• **BRIEF**:
Repeat, exactly and in full, the lines of the listing below, but without any pictures.

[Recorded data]
--- start ---

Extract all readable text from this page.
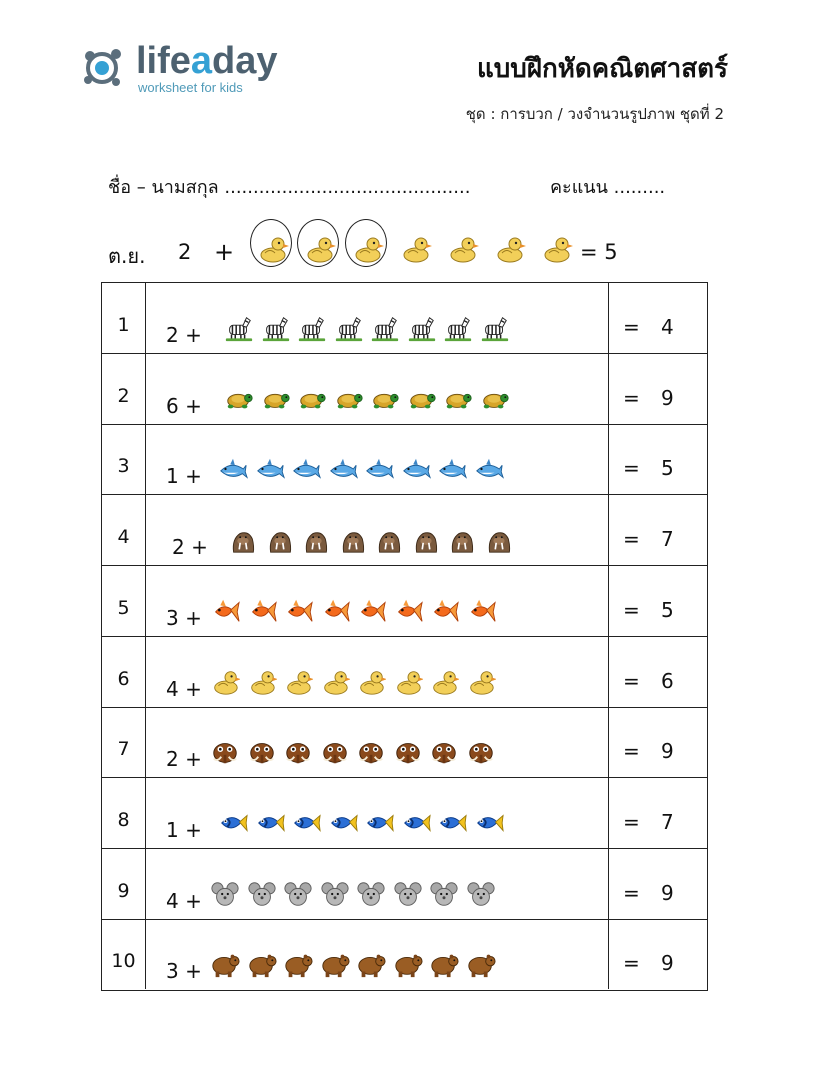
lifeaday
worksheet for kids
แบบฝึกหัดคณิตศาสตร์
ชุด : การบวก / วงจำนวนรูปภาพ ชุดที่ 2
ชื่อ – นามสกุล ...........................................	คะแนน .........
ต.ย. 2 +	= 5
1	2 +	= 4
2	6 +	= 9
3	1 +	= 5
4	2 +	= 7
5	3 +	= 5
6	4 +	= 6
7	2 +	= 9
8	1 +	= 7
9	4 +	= 9
10	3 +	= 9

--- end ---

• **FINISHED TASK**:
Extract all readable text from this page.
lifeaday
worksheet for kids
แบบฝึกหัดคณิตศาสตร์
ชุด : การบวก / วงจำนวนรูปภาพ ชุดที่ 2
ชื่อ – นามสกุล ...........................................	คะแนน .........
ต.ย. 2 +	= 5
1	2 +	= 4
2	6 +	= 9
3	1 +	= 5
4	2 +	= 7
5	3 +	= 5
6	4 +	= 6
7	2 +	= 9
8	1 +	= 7
9	4 +	= 9
10	3 +	= 9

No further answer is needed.